● **Document excerpt**:
◆ ◆ ◆
It destroyed the jet and killed all on board, including Presidents Juvenal Habyarimana of Rwanda and Cyprien Ntaryamira of Burundi.
It also triggered the murder of close to a million people. Sixteen years later, the identities of the people behind it remain hotly disputed and, incredibly, there has never been an international inquiry into the matter, although a plethora of investig
ations by different nations and groups has either arrived at varying conclusions … or none at all.
Here are the highlights:

August 4, 1993: President Habyarimana and RPF president Alexis Kanyarengwe sign a power-sharing agreement in Arusha, ostensibly signalling the end of civil war; UN mission sent to monitor the peace agreement.

October 5, 1993: The United Nations Security Council Resolution 872 establishes the United Nations Assistance Mission for Rwanda (UNAMIR) with an initial troop strength of 2,500 soldiers to assist and supervise the implementation of the Arusha Accord.

January 11, 1994: UNAMIR Force Commander, Canadian Lieutenant General Romeo Dallaire, notifies the Military Advisor to the Secretary-General, Major-General Maurice Baril, of plans by the Hutus to exterminate the Tutsis.

April 6, 1994: Rwanda President Juvénal Habyarimana and his Burundi counterpart Cyprien Ntaryamira are killed when two missiles strike the plane carrying them from peace negotiations in Dar es Salaam aimed at implementing the Arusha Accord.

April 6, 1994: RTLM, a Rwandan radio station backed by family members of President Habyarimana, accuses Belgian peacekeepers of having shot down — or helping to shoot down — the president’s plane.

April 6, 1994: Ethnically motivated killings of Tutsis by radical Hutus begin, including in the northern town of Gisenyi, where the mayor calls a meeting to distribute arms and send out militias. Within 100 days, around 800,000 Tutsis and moderate Hutus would be dead.
◆ ◆ ◆
Stored data entries
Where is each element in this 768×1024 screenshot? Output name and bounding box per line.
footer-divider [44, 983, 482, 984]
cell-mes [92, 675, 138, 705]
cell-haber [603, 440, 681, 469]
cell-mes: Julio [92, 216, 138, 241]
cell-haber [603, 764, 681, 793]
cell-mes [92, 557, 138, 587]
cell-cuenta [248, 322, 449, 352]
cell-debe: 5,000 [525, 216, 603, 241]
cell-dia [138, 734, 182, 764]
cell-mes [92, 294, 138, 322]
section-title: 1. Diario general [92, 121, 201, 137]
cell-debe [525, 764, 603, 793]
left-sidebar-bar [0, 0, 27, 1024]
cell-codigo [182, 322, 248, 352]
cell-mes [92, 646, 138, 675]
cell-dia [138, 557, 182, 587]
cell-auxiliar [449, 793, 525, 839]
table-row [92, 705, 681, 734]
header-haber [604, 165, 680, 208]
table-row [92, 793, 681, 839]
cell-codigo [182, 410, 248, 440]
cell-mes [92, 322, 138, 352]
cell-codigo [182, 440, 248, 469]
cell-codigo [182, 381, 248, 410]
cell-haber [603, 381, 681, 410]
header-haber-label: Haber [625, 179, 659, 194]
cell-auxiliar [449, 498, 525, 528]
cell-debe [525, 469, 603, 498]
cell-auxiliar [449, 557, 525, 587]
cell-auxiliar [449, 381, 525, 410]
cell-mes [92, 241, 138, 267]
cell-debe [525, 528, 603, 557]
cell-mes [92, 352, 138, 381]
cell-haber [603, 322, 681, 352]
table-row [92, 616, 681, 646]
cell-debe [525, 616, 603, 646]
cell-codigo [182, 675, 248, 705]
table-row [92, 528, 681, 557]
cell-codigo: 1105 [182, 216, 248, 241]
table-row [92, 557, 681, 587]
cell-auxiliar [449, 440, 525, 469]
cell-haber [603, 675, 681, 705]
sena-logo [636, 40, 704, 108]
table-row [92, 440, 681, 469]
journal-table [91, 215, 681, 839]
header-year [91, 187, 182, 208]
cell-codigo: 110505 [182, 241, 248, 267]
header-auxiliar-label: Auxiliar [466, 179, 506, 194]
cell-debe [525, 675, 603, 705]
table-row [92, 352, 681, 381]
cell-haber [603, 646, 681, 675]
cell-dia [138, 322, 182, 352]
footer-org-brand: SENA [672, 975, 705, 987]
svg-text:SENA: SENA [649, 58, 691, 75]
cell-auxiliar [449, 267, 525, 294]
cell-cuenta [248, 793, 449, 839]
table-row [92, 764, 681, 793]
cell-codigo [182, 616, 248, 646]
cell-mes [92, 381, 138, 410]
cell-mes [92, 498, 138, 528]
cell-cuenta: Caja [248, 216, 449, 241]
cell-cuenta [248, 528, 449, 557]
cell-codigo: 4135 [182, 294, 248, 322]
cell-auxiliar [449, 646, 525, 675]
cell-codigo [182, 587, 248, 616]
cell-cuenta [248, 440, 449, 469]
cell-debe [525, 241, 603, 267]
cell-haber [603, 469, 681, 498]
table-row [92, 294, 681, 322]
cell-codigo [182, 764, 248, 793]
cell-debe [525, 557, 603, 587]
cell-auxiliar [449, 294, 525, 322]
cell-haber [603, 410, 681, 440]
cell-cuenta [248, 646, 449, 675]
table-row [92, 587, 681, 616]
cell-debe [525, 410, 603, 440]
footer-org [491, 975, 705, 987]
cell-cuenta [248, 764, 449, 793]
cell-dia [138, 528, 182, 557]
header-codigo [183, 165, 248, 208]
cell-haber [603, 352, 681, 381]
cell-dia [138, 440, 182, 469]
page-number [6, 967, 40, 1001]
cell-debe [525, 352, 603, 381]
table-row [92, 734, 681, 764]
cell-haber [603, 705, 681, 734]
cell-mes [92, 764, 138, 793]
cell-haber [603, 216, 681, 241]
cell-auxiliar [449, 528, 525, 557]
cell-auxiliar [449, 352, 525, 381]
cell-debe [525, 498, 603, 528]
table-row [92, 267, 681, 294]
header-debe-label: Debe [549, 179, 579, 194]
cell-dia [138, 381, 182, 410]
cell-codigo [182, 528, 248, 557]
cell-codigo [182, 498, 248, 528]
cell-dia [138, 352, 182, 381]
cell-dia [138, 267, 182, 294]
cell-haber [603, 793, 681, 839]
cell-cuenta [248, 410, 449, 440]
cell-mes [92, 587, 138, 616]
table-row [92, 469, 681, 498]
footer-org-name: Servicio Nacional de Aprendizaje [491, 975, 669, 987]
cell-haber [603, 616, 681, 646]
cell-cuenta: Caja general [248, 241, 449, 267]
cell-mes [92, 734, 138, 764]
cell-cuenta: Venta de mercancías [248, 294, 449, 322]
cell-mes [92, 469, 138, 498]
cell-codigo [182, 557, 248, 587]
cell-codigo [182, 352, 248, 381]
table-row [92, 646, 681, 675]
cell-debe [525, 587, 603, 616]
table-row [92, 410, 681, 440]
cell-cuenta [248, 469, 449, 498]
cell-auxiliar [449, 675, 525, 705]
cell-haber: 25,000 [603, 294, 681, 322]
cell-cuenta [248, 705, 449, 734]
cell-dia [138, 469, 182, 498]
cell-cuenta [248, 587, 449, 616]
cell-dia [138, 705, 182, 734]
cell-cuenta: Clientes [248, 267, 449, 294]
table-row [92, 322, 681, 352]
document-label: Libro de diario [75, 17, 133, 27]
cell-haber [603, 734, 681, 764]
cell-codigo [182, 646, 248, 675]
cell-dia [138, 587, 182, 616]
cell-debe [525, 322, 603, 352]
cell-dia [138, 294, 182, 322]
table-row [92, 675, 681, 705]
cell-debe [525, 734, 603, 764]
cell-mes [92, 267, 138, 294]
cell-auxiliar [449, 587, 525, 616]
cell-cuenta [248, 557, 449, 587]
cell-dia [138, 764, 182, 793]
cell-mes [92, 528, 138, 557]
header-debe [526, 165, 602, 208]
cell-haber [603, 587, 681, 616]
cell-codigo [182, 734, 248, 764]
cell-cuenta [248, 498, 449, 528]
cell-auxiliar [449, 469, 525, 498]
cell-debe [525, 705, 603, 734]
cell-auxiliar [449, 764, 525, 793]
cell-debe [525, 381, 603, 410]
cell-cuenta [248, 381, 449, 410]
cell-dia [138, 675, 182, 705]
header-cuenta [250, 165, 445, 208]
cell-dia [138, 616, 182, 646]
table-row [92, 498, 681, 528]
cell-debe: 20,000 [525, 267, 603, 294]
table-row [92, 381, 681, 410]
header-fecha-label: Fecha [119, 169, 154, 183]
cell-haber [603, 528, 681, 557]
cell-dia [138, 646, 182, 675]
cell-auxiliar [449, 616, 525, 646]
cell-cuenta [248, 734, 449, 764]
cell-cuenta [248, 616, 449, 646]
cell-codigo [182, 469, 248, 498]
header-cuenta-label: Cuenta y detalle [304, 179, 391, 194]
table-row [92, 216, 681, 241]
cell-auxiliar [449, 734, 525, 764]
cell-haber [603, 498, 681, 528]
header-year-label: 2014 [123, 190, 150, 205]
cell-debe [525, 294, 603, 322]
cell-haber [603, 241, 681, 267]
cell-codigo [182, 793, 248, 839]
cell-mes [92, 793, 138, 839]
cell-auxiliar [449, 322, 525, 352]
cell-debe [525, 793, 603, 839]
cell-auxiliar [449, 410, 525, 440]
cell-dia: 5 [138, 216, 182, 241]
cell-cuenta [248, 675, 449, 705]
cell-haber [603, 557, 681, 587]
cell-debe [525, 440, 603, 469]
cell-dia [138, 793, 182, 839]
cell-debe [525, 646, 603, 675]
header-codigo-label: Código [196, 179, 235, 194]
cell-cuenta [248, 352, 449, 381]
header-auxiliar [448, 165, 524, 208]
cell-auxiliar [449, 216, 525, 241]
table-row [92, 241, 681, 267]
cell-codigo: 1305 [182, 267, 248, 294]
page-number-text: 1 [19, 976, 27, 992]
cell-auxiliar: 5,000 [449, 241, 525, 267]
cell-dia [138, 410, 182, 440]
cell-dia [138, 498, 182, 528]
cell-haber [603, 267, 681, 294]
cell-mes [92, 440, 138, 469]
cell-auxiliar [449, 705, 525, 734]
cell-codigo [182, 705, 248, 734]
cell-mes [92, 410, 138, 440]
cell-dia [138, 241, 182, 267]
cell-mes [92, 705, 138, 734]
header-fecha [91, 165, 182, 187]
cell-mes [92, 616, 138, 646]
◆ ◆ ◆
● **Task prompt**: Rename "power-sharing agreement" to "power-sharing accord" in the Rwanda timeline, then give the passage that begins at the words "Here are the" and stops after "the peace agreement.". The records are separate material and have no connection to the text.

● **Your response**:
Here are the highlights:

August 4, 1993: President Habyarimana and RPF president Alexis Kanyarengwe sign a power-sharing accord in Arusha, ostensibly signalling the end of civil war; UN mission sent to monitor the peace agreement.